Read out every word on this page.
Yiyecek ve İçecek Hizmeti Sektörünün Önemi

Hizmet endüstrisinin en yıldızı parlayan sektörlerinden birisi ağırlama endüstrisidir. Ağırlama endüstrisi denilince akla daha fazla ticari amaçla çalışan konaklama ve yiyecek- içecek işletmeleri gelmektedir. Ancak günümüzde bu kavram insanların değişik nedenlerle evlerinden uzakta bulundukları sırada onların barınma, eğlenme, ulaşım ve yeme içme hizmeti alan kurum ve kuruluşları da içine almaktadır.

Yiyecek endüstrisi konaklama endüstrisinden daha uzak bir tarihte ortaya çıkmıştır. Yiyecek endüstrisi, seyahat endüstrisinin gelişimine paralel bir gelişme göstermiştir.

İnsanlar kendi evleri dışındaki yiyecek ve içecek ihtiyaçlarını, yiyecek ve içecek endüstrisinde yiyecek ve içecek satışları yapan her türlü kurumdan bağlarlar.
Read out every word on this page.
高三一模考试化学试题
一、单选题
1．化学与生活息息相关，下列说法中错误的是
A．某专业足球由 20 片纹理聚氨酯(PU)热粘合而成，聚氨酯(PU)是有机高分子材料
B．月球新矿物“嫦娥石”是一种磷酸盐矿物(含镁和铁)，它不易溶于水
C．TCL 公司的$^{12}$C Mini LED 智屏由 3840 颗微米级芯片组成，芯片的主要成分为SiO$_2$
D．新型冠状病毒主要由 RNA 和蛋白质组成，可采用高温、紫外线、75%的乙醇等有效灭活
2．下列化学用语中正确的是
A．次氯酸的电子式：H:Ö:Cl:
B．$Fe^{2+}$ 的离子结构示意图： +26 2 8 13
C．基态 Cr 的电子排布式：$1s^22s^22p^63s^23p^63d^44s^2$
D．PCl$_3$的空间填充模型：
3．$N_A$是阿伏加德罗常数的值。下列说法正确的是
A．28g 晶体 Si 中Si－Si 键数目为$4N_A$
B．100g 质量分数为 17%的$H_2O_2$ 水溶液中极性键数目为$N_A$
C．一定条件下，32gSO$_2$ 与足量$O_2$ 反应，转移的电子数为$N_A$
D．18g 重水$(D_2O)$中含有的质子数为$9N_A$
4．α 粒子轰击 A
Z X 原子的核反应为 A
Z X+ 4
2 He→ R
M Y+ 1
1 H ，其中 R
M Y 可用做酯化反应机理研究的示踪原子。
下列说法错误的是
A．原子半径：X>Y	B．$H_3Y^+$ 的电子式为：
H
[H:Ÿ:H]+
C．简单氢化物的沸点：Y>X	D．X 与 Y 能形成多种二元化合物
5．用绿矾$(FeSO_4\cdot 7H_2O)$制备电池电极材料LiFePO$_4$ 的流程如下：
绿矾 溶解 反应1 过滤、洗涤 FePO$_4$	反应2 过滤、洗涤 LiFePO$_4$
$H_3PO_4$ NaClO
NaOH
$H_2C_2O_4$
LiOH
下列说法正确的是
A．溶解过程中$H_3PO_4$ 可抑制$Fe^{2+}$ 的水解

TASK TO CARRY OUT:
Restate each record word for word.

SOLUTION TO THE PROBLEM:
Read out every word on this page.
Yiyecek ve İçecek Hizmeti Sektörünün Önemi

Hizmet endüstrisinin en yıldızı parlayan sektörlerinden birisi ağırlama endüstrisidir. Ağırlama endüstrisi denilince akla daha fazla ticari amaçla çalışan konaklama ve yiyecek- içecek işletmeleri gelmektedir. Ancak günümüzde bu kavram insanların değişik nedenlerle evlerinden uzakta bulundukları sırada onların barınma, eğlenme, ulaşım ve yeme içme hizmeti alan kurum ve kuruluşları da içine almaktadır.

Yiyecek endüstrisi konaklama endüstrisinden daha uzak bir tarihte ortaya çıkmıştır. Yiyecek endüstrisi, seyahat endüstrisinin gelişimine paralel bir gelişme göstermiştir.

İnsanlar kendi evleri dışındaki yiyecek ve içecek ihtiyaçlarını, yiyecek ve içecek endüstrisinde yiyecek ve içecek satışları yapan her türlü kurumdan bağlarlar.
Read out every word on this page.
高三一模考试化学试题
一、单选题
1．化学与生活息息相关，下列说法中错误的是
A．某专业足球由 20 片纹理聚氨酯(PU)热粘合而成，聚氨酯(PU)是有机高分子材料
B．月球新矿物“嫦娥石”是一种磷酸盐矿物(含镁和铁)，它不易溶于水
C．TCL 公司的$^{12}$C Mini LED 智屏由 3840 颗微米级芯片组成，芯片的主要成分为SiO$_2$
D．新型冠状病毒主要由 RNA 和蛋白质组成，可采用高温、紫外线、75%的乙醇等有效灭活
2．下列化学用语中正确的是
A．次氯酸的电子式：H:Ö:Cl:
B．$Fe^{2+}$ 的离子结构示意图： +26 2 8 13
C．基态 Cr 的电子排布式：$1s^22s^22p^63s^23p^63d^44s^2$
D．PCl$_3$的空间填充模型：
3．$N_A$是阿伏加德罗常数的值。下列说法正确的是
A．28g 晶体 Si 中Si－Si 键数目为$4N_A$
B．100g 质量分数为 17%的$H_2O_2$ 水溶液中极性键数目为$N_A$
C．一定条件下，32gSO$_2$ 与足量$O_2$ 反应，转移的电子数为$N_A$
D．18g 重水$(D_2O)$中含有的质子数为$9N_A$
4．α 粒子轰击 A
Z X 原子的核反应为 A
Z X+ 4
2 He→ R
M Y+ 1
1 H ，其中 R
M Y 可用做酯化反应机理研究的示踪原子。
下列说法错误的是
A．原子半径：X>Y	B．$H_3Y^+$ 的电子式为：
H
[H:Ÿ:H]+
C．简单氢化物的沸点：Y>X	D．X 与 Y 能形成多种二元化合物
5．用绿矾$(FeSO_4\cdot 7H_2O)$制备电池电极材料LiFePO$_4$ 的流程如下：
绿矾 溶解 反应1 过滤、洗涤 FePO$_4$	反应2 过滤、洗涤 LiFePO$_4$
$H_3PO_4$ NaClO
NaOH
$H_2C_2O_4$
LiOH
下列说法正确的是
A．溶解过程中$H_3PO_4$ 可抑制$Fe^{2+}$ 的水解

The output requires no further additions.